* What you will do: Reproduce, word for word, the lines of the material below, starting at the line that has "table-cell: 伸入燃着的木条 [281, 366, 467, 396]" and stopping after the line that has "table-cell: 除去饮用水中的可溶性杂质 [107, 456, 281, 486]". Include both of those lines.

* Listed records:
##############################

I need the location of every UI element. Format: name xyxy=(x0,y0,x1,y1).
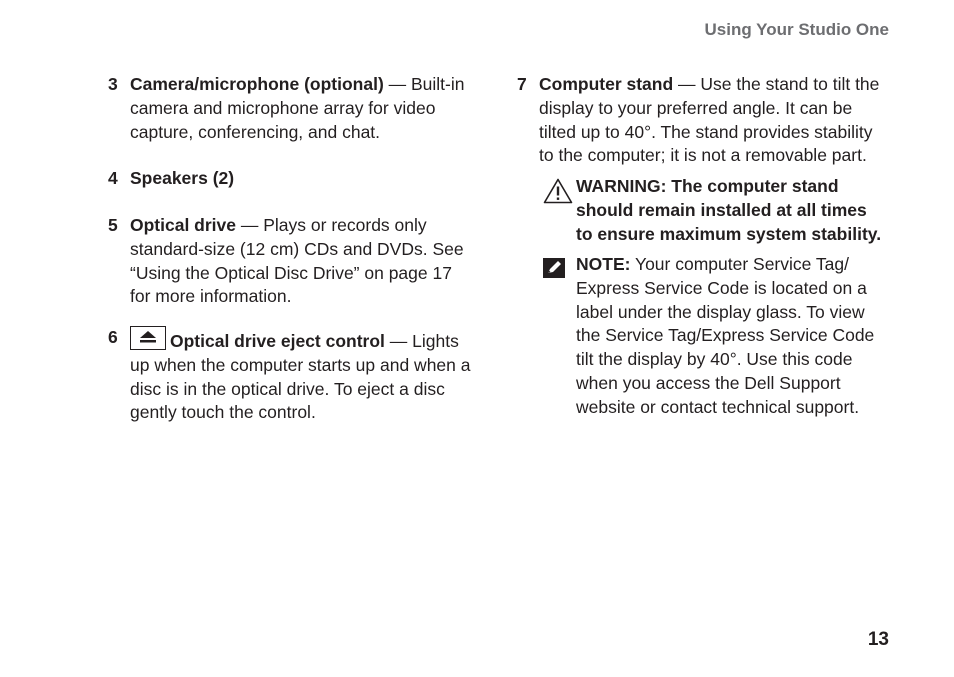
item-title: Camera/microphone (optional) xyxy=(130,74,384,94)
note-text: Your computer Service Tag/ Express Service Code is located on a label under the display glass. To view the Service Tag/Express Service Code tilt the display by 40°. Use this code when you access the Dell Support website or contact technical support. xyxy=(576,254,875,417)
warning-text: WARNING: The computer stand should remain installed at all times to ensure maximum system stability. xyxy=(576,176,882,244)
note-body xyxy=(576,253,888,420)
item-number: 5 xyxy=(108,215,118,235)
list-item-optical-drive xyxy=(108,214,468,309)
list-item-camera-microphone xyxy=(108,73,468,144)
note-label: NOTE: xyxy=(576,254,631,274)
item-description: — Use the stand to tilt the display to your preferred angle. It can be tilted up to 40°. The stand provides stability to the computer; it is not a removable part. xyxy=(539,74,880,166)
item-title: Speakers (2) xyxy=(130,168,235,188)
item-description: — Plays or records only standard-size (12 cm) CDs and DVDs. See “Using the Optical Disc Drive” on page 17 for more information. xyxy=(130,215,464,307)
list-item-computer-stand xyxy=(517,73,887,168)
page-number: 13 xyxy=(867,629,889,650)
item-body xyxy=(130,214,468,309)
item-body xyxy=(130,167,468,191)
list-item-speakers xyxy=(108,167,468,191)
item-number: 3 xyxy=(108,74,118,94)
item-title: Optical drive xyxy=(130,215,237,235)
item-description: — Lights up when the computer starts up and when a disc is in the optical drive. To eject a disc gently touch the control. xyxy=(130,331,471,423)
item-body xyxy=(130,326,473,425)
eject-icon xyxy=(130,326,166,350)
item-body xyxy=(130,73,468,144)
item-number: 6 xyxy=(108,327,118,347)
warning-callout xyxy=(543,175,888,246)
note-callout xyxy=(543,253,888,420)
item-number: 7 xyxy=(517,74,527,94)
item-title: Optical drive eject control xyxy=(170,331,385,351)
list-item-eject-control xyxy=(108,326,473,425)
item-title: Computer stand xyxy=(539,74,674,94)
warning-triangle-icon xyxy=(543,178,573,211)
item-description: — Built-in camera and microphone array for video capture, conferencing, and chat. xyxy=(130,74,465,142)
note-pencil-icon xyxy=(543,258,565,285)
item-number: 4 xyxy=(108,168,118,188)
item-body xyxy=(539,73,887,168)
page-header: Using Your Studio One xyxy=(704,20,889,39)
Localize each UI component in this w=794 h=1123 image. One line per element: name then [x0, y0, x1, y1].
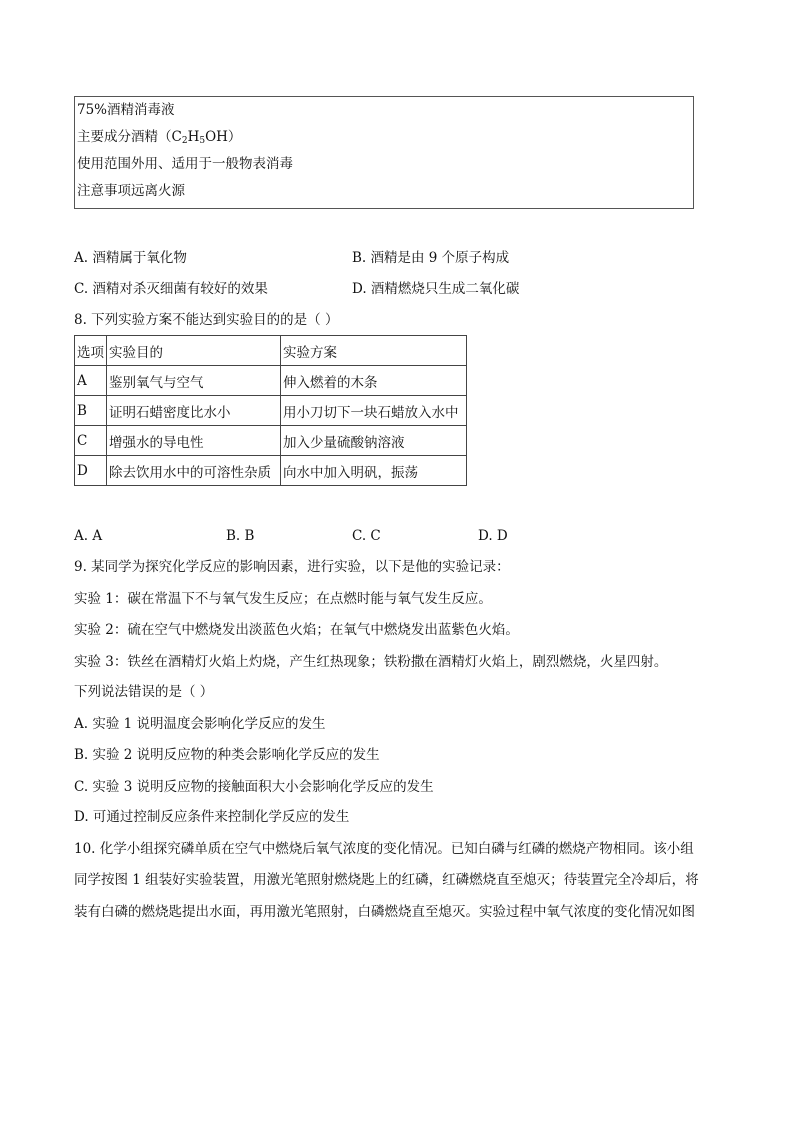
table-cell: 伸入燃着的木条 [281, 366, 467, 396]
q9-option-d: D. 可通过控制反应条件来控制化学反应的发生 [74, 809, 350, 825]
q9-experiment-2: 实验 2：硫在空气中燃烧发出淡蓝色火焰；在氧气中燃烧发出蓝紫色火焰。 [74, 622, 519, 638]
q10-line-3: 装有白磷的燃烧匙提出水面，再用激光笔照射，白磷燃烧直至熄灭。实验过程中氧气浓度的变化情况如图 [74, 904, 695, 920]
table-header-cell: 实验方案 [281, 336, 467, 366]
table-cell: A [75, 366, 107, 396]
table-cell: 鉴别氧气与空气 [107, 366, 281, 396]
table-cell: D [75, 456, 107, 486]
q10-line-1: 10. 化学小组探究磷单质在空气中燃烧后氧气浓度的变化情况。已知白磷与红磷的燃烧产物相同。该小组 [74, 841, 694, 857]
table-cell: 向水中加入明矾，振荡 [281, 456, 467, 486]
q8-option-b: B. B [226, 528, 255, 544]
q8-option-c: C. C [352, 528, 381, 544]
q9-question: 下列说法错误的是（ ） [74, 684, 214, 700]
q7-option-d: D. 酒精燃烧只生成二氧化碳 [352, 281, 520, 297]
q9-experiment-1: 实验 1：碳在常温下不与氧气发生反应；在点燃时能与氧气发生反应。 [74, 591, 492, 607]
label-ingredient: 主要成分酒精$(C_2H_5OH)$ [77, 129, 242, 146]
q9-option-a: A. 实验 1 说明温度会影响化学反应的发生 [74, 716, 326, 732]
q7-option-a: A. 酒精属于氧化物 [74, 250, 187, 266]
table-cell: 加入少量硫酸钠溶液 [281, 426, 467, 456]
table-cell: 增强水的导电性 [107, 426, 281, 456]
q9-option-c: C. 实验 3 说明反应物的接触面积大小会影响化学反应的发生 [74, 779, 434, 795]
table-header-row [75, 336, 467, 366]
table-header-cell: 选项 [75, 336, 107, 366]
q7-option-b: B. 酒精是由 9 个原子构成 [352, 250, 510, 266]
q9-experiment-3: 实验 3：铁丝在酒精灯火焰上灼烧，产生红热现象；铁粉撒在酒精灯火焰上，剧烈燃烧，火星四射。 [74, 654, 668, 670]
table-cell: B [75, 396, 107, 426]
table-cell: C [75, 426, 107, 456]
label-usage: 使用范围外用、适用于一般物表消毒 [77, 156, 293, 172]
q9-option-b: B. 实验 2 说明反应物的种类会影响化学反应的发生 [74, 747, 380, 763]
q8-option-d: D. D [478, 528, 508, 544]
q8-option-a: A. A [74, 528, 103, 544]
experiment-table [74, 335, 467, 486]
table-row [75, 366, 467, 396]
table-row [75, 426, 467, 456]
label-caution: 注意事项远离火源 [77, 183, 185, 199]
alcohol-label-box [74, 96, 694, 209]
label-title: 75%酒精消毒液 [77, 102, 175, 118]
table-row [75, 396, 467, 426]
table-header-cell: 实验目的 [107, 336, 281, 366]
table-cell: 除去饮用水中的可溶性杂质 [107, 456, 281, 486]
q7-option-c: C. 酒精对杀灭细菌有较好的效果 [74, 281, 268, 297]
q10-line-2: 同学按图 1 组装好实验装置，用激光笔照射燃烧匙上的红磷，红磷燃烧直至熄灭；待装置完全冷却后，将 [74, 872, 699, 888]
table-row [75, 456, 467, 486]
table-cell: 用小刀切下一块石蜡放入水中 [281, 396, 467, 426]
q8-stem: 8. 下列实验方案不能达到实验目的的是（ ） [74, 312, 339, 328]
table-cell: 证明石蜡密度比水小 [107, 396, 281, 426]
q9-stem: 9. 某同学为探究化学反应的影响因素，进行实验，以下是他的实验记录： [74, 559, 510, 575]
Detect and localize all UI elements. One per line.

##############################

* Worked solution:
table-cell: 伸入燃着的木条 [281, 366, 467, 396]
q9-option-d: D. 可通过控制反应条件来控制化学反应的发生 [74, 809, 350, 825]
q9-experiment-2: 实验 2：硫在空气中燃烧发出淡蓝色火焰；在氧气中燃烧发出蓝紫色火焰。 [74, 622, 519, 638]
q10-line-3: 装有白磷的燃烧匙提出水面，再用激光笔照射，白磷燃烧直至熄灭。实验过程中氧气浓度的变化情况如图 [74, 904, 695, 920]
table-header-cell: 实验方案 [281, 336, 467, 366]
table-cell: A [75, 366, 107, 396]
table-cell: 鉴别氧气与空气 [107, 366, 281, 396]
table-cell: D [75, 456, 107, 486]
q10-line-1: 10. 化学小组探究磷单质在空气中燃烧后氧气浓度的变化情况。已知白磷与红磷的燃烧产物相同。该小组 [74, 841, 694, 857]
table-cell: 向水中加入明矾，振荡 [281, 456, 467, 486]
q8-option-b: B. B [226, 528, 255, 544]
q8-option-c: C. C [352, 528, 381, 544]
q9-question: 下列说法错误的是（ ） [74, 684, 214, 700]
q7-option-d: D. 酒精燃烧只生成二氧化碳 [352, 281, 520, 297]
q9-experiment-1: 实验 1：碳在常温下不与氧气发生反应；在点燃时能与氧气发生反应。 [74, 591, 492, 607]
label-ingredient: 主要成分酒精$(C_2H_5OH)$ [77, 129, 242, 146]
q9-option-a: A. 实验 1 说明温度会影响化学反应的发生 [74, 716, 326, 732]
q7-option-a: A. 酒精属于氧化物 [74, 250, 187, 266]
table-cell: 加入少量硫酸钠溶液 [281, 426, 467, 456]
table-cell: 增强水的导电性 [107, 426, 281, 456]
q9-option-c: C. 实验 3 说明反应物的接触面积大小会影响化学反应的发生 [74, 779, 434, 795]
table-header-row [75, 336, 467, 366]
table-header-cell: 选项 [75, 336, 107, 366]
q7-option-b: B. 酒精是由 9 个原子构成 [352, 250, 510, 266]
q9-experiment-3: 实验 3：铁丝在酒精灯火焰上灼烧，产生红热现象；铁粉撒在酒精灯火焰上，剧烈燃烧，火星四射。 [74, 654, 668, 670]
table-cell: B [75, 396, 107, 426]
table-cell: C [75, 426, 107, 456]
label-usage: 使用范围外用、适用于一般物表消毒 [77, 156, 293, 172]
q9-option-b: B. 实验 2 说明反应物的种类会影响化学反应的发生 [74, 747, 380, 763]
q8-option-d: D. D [478, 528, 508, 544]
q8-option-a: A. A [74, 528, 103, 544]
experiment-table [74, 335, 467, 486]
table-row [75, 366, 467, 396]
table-row [75, 426, 467, 456]
label-caution: 注意事项远离火源 [77, 183, 185, 199]
alcohol-label-box [74, 96, 694, 209]
label-title: 75%酒精消毒液 [77, 102, 175, 118]
table-row [75, 396, 467, 426]
table-header-cell: 实验目的 [107, 336, 281, 366]
table-cell: 除去饮用水中的可溶性杂质 [107, 456, 281, 486]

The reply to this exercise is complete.